═══ AVAILABLE DATA

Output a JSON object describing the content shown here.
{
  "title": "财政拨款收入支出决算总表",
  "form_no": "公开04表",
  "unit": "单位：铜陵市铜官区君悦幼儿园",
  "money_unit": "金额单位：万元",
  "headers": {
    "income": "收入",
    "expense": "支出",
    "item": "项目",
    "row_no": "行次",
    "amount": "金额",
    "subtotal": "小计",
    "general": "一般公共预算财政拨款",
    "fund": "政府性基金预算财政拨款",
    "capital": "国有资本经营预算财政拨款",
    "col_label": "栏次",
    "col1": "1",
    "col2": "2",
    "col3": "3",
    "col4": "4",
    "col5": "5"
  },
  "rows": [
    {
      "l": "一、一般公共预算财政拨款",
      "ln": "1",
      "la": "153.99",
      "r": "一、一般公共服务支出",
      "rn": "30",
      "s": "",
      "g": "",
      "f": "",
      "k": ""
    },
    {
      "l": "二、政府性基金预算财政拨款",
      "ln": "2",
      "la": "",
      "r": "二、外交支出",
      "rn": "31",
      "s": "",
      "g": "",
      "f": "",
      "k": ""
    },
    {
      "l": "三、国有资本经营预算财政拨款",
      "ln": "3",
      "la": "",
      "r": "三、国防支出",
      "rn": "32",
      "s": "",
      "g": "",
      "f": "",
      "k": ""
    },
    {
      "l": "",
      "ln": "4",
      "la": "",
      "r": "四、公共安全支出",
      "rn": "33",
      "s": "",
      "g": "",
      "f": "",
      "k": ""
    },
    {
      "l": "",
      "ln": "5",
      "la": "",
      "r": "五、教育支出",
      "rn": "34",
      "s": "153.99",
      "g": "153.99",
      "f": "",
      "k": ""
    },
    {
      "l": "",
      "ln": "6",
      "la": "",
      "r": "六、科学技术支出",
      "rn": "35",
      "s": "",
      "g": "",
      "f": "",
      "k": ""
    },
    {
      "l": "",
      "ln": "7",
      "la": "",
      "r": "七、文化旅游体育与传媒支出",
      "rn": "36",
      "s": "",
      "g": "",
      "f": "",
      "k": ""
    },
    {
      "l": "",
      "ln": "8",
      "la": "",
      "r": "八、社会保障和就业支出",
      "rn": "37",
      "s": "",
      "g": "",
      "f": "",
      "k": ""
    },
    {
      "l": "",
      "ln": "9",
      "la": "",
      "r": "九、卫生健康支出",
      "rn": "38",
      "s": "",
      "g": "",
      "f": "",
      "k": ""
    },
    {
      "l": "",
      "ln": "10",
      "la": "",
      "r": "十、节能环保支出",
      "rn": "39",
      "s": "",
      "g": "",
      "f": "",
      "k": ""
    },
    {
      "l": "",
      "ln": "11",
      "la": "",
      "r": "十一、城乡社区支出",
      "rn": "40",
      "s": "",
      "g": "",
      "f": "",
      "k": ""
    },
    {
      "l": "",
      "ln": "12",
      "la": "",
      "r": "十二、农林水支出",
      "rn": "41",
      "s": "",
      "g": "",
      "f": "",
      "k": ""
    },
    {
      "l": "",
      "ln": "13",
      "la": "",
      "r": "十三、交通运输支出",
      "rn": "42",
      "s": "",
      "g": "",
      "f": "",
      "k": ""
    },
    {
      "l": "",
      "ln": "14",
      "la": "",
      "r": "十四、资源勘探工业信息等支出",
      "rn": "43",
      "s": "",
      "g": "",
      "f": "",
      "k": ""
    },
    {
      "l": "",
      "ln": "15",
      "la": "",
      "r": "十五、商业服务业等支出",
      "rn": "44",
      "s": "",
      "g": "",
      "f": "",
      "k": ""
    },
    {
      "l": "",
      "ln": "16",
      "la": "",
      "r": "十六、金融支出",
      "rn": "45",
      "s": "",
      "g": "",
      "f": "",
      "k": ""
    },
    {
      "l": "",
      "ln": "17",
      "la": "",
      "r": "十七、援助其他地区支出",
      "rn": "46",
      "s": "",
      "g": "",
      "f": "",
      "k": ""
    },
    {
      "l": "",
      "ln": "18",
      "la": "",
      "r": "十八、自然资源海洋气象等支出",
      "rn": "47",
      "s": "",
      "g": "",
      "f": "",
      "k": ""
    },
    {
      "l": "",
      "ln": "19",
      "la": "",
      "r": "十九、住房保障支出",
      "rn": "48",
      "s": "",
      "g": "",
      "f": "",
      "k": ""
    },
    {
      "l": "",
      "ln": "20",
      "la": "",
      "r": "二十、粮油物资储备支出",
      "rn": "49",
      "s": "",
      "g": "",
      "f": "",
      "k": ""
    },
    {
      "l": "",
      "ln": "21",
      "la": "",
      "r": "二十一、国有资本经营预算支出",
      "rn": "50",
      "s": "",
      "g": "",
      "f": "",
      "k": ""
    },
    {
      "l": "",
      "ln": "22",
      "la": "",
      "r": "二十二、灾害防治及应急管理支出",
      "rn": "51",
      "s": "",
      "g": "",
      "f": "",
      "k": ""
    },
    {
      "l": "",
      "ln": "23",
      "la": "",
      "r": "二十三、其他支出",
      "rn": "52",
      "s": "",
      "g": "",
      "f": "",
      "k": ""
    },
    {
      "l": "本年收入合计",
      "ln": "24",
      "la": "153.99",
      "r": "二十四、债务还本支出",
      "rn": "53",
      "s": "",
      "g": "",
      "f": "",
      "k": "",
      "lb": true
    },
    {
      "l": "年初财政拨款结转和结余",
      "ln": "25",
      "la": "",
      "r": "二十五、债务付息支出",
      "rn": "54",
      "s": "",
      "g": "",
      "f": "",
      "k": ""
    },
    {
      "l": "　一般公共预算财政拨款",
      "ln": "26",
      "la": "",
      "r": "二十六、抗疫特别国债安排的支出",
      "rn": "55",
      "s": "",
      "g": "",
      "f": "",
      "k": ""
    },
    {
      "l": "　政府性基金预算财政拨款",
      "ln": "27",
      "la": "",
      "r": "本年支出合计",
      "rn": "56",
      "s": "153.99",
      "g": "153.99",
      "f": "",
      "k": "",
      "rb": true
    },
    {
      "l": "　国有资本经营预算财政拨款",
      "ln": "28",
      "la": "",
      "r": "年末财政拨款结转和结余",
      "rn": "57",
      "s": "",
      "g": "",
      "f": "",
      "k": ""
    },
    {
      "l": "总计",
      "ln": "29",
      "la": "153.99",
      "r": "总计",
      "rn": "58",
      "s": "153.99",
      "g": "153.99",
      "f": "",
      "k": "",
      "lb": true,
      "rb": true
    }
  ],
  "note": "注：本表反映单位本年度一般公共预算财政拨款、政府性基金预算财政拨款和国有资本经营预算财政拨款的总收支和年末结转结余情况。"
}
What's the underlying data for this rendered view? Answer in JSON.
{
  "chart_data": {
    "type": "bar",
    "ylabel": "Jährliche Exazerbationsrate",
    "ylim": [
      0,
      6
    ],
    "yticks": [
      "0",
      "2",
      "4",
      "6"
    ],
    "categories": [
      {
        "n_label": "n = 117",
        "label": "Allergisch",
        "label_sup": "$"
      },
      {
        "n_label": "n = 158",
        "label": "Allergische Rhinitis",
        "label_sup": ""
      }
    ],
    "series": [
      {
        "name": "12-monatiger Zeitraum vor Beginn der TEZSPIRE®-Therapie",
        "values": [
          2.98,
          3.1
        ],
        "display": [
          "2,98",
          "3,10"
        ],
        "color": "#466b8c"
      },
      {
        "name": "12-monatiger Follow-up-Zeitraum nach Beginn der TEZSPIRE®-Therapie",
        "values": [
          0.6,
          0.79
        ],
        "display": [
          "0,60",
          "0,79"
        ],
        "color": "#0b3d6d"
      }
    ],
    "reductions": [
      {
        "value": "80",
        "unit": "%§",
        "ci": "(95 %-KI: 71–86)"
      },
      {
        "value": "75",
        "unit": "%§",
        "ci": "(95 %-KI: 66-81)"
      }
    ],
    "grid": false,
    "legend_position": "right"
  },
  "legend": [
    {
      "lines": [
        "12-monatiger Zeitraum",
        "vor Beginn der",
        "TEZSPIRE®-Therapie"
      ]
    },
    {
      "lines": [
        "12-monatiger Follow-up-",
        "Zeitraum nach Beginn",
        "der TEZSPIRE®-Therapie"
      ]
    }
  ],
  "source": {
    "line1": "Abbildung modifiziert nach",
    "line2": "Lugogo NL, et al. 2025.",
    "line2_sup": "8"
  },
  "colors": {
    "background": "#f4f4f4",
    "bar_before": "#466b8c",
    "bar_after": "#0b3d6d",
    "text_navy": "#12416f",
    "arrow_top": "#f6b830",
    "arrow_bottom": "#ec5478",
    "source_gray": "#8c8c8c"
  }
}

══════

Pull out each line of the entries that contains "JSON".

Output a JSON object describing the content shown here.
What's the underlying data for this rendered view? Answer in JSON.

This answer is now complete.